# Your objective:
Filter these entries, keeping only lines that hold the word "stage".

__________________________________________________

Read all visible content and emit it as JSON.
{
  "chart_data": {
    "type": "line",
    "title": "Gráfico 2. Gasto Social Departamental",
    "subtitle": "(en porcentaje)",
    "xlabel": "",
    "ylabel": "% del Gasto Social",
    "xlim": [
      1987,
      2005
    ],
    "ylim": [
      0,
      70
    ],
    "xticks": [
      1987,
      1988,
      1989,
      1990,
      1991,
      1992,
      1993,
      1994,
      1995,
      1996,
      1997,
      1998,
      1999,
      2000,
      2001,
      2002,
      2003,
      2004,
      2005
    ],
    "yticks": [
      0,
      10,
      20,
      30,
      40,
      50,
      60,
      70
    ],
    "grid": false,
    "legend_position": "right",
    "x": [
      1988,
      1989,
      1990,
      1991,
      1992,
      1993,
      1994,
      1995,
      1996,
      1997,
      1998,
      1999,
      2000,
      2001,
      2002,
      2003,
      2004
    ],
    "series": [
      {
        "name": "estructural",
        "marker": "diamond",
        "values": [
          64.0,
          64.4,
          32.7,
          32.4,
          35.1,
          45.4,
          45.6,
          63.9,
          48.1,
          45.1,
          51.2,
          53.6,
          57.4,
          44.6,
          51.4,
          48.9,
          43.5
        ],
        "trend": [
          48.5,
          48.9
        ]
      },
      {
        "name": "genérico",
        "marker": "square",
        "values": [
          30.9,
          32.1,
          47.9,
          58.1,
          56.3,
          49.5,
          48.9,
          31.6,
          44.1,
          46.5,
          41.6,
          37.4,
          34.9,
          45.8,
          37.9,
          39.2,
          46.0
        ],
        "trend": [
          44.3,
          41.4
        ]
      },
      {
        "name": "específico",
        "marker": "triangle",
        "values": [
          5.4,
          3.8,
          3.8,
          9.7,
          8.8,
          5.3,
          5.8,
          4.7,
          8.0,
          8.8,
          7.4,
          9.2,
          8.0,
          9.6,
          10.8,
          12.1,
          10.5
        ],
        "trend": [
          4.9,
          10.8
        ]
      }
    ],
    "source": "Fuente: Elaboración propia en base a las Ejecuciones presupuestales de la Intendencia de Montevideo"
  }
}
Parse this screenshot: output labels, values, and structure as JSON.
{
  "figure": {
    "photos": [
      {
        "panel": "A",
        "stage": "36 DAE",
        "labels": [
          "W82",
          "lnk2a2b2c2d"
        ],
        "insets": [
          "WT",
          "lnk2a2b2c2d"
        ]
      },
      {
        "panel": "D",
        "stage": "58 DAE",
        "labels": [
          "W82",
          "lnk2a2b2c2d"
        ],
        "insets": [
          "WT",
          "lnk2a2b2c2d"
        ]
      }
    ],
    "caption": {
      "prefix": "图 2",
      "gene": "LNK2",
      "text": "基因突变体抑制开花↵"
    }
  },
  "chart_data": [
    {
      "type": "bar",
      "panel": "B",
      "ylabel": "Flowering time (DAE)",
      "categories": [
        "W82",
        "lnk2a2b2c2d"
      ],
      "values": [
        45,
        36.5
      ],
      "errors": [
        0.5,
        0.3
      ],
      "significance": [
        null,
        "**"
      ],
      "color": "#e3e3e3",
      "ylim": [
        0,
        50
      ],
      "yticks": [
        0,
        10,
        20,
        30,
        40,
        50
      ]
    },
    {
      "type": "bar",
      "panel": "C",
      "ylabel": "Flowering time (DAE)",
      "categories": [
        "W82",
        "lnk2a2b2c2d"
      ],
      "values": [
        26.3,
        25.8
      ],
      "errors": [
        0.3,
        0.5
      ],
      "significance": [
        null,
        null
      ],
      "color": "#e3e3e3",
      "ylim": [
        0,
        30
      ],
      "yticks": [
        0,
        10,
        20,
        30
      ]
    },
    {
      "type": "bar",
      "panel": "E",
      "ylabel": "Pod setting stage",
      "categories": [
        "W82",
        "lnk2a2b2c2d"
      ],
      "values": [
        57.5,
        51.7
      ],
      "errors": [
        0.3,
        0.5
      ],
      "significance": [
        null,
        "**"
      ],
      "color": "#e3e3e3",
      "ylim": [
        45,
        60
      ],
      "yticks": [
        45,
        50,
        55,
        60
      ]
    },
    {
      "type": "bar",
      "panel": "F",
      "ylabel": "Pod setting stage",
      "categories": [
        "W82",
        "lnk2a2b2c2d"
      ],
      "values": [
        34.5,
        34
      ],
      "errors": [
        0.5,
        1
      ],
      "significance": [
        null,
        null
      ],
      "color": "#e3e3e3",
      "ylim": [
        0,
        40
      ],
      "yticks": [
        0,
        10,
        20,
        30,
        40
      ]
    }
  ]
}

__________________________________________________

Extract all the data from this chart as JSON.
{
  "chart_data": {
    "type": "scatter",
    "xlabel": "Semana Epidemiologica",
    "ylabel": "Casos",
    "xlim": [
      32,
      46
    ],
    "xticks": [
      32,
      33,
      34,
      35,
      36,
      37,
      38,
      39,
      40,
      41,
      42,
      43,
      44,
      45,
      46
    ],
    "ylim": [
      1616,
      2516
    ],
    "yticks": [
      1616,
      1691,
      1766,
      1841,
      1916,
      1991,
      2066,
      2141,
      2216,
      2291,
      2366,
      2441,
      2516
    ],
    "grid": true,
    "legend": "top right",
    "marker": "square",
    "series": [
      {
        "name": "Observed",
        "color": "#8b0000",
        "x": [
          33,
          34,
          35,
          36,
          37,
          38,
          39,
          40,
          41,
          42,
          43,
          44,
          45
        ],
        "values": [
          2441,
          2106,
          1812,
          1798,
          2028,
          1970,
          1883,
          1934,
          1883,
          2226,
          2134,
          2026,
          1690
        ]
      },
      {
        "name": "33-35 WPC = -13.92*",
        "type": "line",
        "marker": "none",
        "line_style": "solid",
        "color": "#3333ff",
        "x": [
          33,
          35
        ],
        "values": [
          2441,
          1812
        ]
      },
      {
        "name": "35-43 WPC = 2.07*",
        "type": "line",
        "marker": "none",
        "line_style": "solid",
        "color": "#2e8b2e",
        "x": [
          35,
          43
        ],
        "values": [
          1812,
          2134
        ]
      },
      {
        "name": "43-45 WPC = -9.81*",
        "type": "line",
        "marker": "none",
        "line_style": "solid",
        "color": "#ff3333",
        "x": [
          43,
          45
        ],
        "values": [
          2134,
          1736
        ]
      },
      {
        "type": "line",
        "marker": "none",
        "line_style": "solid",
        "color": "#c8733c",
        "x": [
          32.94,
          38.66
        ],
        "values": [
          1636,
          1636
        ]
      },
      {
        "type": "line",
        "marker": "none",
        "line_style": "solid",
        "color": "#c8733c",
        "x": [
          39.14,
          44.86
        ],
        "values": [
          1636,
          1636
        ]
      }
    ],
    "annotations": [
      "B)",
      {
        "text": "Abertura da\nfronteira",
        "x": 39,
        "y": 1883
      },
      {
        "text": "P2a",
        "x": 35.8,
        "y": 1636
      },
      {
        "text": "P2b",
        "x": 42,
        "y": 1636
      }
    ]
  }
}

__________________________________________________

# Expected answer:
        "stage": "36 DAE",
        "stage": "58 DAE",
      "ylabel": "Pod setting stage",
      "ylabel": "Pod setting stage",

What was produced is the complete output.